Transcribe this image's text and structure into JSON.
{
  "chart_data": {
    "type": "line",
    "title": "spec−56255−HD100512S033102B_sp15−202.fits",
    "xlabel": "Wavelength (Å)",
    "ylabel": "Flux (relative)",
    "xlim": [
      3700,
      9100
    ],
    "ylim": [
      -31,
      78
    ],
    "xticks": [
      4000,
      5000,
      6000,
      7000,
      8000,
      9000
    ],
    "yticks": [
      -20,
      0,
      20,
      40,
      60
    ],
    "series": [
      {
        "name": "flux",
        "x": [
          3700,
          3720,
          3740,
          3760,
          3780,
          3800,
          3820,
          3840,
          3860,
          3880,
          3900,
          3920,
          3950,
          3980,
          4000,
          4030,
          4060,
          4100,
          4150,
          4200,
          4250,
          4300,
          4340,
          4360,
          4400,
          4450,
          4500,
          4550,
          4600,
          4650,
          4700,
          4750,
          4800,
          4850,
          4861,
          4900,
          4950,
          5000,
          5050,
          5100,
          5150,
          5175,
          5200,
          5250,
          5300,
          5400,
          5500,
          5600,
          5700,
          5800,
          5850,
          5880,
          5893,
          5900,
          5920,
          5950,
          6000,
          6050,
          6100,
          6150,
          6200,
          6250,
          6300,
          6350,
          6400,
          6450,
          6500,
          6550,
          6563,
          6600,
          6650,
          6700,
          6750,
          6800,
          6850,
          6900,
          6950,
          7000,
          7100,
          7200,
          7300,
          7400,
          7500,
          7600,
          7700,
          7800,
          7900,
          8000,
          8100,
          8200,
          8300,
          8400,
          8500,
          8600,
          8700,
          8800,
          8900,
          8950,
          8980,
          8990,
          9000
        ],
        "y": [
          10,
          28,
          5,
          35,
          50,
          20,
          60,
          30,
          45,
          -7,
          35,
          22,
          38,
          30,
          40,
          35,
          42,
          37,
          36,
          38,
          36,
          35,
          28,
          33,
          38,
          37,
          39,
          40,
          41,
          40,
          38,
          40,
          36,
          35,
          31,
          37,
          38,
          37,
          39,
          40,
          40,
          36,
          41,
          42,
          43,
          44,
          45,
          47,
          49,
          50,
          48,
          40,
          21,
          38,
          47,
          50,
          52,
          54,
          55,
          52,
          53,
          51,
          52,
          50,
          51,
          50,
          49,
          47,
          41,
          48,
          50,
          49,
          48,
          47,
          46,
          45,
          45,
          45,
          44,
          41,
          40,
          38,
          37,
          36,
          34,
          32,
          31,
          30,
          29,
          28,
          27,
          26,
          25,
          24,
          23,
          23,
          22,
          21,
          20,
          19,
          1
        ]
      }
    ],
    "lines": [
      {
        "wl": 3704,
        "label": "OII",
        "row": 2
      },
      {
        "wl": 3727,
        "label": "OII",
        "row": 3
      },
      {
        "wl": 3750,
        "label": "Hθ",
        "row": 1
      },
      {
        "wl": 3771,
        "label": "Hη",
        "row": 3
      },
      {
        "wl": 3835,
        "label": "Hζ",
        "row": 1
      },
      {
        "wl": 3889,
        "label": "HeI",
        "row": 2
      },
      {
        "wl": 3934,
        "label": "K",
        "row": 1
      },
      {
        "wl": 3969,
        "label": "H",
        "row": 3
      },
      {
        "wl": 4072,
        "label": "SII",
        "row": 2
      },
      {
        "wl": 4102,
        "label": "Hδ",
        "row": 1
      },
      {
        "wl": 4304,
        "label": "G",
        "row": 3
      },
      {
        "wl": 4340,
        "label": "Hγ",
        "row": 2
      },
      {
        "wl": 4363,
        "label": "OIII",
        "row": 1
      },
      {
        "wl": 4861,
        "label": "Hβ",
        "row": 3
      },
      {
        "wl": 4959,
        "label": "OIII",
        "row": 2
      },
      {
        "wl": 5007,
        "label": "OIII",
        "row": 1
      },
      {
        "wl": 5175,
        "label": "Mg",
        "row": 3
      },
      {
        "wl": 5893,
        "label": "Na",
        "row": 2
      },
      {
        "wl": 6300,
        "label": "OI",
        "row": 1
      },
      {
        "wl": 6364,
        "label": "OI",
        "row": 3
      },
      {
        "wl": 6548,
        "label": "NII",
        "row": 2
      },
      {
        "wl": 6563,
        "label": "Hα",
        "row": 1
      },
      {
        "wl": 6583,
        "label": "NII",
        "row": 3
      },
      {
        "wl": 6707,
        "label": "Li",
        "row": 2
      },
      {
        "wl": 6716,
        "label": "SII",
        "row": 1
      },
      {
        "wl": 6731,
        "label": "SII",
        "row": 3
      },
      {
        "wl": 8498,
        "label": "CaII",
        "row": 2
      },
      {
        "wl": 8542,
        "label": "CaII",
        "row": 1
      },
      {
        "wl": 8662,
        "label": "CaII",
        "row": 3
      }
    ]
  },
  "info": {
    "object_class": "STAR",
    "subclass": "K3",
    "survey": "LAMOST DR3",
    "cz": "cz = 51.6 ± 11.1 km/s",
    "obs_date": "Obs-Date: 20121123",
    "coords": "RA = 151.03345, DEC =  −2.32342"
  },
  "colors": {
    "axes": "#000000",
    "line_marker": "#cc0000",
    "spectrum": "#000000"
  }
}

==

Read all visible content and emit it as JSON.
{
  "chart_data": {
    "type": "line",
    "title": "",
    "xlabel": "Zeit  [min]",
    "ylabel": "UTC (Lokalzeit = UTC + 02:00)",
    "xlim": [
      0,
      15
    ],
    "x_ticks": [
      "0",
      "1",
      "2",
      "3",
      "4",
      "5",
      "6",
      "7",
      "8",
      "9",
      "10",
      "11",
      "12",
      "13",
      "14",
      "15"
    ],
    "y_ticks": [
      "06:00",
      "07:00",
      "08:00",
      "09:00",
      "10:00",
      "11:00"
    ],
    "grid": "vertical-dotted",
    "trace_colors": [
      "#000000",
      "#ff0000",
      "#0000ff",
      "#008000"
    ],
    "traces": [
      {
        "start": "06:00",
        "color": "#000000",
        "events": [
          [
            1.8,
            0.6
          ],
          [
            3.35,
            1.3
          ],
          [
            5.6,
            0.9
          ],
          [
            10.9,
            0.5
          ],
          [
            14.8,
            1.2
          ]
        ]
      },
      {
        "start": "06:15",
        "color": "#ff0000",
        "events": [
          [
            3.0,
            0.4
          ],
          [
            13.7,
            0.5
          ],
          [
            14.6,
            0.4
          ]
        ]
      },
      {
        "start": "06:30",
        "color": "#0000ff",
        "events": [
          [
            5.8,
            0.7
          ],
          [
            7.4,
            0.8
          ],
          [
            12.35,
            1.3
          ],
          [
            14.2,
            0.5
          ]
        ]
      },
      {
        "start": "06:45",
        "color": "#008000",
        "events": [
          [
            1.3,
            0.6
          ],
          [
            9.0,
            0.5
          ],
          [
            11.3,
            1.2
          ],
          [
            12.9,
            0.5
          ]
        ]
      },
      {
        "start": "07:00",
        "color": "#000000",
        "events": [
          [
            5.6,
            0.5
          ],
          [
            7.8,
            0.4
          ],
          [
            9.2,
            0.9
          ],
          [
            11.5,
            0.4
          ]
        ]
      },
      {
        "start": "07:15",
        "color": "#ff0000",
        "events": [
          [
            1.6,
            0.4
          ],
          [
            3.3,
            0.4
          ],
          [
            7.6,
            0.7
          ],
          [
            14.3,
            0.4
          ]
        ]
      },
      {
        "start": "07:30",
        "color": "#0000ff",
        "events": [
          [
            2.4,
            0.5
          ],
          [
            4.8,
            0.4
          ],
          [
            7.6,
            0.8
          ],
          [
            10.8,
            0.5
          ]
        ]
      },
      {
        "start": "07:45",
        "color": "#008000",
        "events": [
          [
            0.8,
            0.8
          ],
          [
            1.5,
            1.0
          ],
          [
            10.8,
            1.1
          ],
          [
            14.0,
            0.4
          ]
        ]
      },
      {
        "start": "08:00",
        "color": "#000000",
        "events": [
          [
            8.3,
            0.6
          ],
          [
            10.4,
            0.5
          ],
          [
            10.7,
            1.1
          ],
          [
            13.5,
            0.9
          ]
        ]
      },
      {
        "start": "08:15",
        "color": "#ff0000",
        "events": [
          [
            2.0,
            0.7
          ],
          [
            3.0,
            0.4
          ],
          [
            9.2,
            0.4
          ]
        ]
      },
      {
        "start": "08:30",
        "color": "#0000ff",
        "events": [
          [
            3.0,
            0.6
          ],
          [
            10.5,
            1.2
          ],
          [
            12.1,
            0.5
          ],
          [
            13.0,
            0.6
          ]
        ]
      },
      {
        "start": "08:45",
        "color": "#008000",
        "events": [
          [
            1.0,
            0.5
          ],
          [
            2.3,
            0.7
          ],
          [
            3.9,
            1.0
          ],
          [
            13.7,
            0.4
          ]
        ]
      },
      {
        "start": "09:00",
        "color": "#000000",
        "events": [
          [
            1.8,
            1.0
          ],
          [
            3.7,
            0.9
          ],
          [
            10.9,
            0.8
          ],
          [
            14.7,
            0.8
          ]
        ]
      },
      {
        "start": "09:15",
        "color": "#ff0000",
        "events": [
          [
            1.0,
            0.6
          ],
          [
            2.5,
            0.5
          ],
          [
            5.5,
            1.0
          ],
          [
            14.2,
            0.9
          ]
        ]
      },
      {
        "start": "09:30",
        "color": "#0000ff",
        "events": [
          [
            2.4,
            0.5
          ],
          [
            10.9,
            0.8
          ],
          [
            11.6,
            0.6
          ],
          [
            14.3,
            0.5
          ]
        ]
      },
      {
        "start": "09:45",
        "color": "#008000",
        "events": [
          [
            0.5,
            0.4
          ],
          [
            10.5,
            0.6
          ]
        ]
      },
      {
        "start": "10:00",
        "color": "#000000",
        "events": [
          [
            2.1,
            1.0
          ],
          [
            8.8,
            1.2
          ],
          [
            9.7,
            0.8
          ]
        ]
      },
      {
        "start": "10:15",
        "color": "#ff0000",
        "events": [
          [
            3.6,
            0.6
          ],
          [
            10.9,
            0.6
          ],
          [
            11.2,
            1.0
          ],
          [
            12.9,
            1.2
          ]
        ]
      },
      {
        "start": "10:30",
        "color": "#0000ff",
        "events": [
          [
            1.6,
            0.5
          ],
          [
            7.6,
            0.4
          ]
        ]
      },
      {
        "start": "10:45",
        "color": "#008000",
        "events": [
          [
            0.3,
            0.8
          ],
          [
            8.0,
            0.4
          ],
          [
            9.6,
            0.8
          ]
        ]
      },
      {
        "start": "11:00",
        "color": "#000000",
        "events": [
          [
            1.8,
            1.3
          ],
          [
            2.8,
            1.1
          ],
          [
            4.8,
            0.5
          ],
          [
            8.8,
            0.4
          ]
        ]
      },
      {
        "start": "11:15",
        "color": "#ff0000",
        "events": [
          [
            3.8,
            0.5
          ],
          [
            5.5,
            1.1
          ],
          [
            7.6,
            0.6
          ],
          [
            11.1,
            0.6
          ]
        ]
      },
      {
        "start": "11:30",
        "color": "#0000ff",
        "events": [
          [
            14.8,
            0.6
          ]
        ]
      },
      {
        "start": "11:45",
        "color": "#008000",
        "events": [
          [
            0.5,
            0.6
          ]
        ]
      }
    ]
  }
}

**SHORT EXERCISE:** Copy all lines from the data that hold the word "ylabel".

**RESULT OF THIS TASK:**
    "ylabel": "Flux (relative)",
    "ylabel": "UTC (Lokalzeit = UTC + 02:00)",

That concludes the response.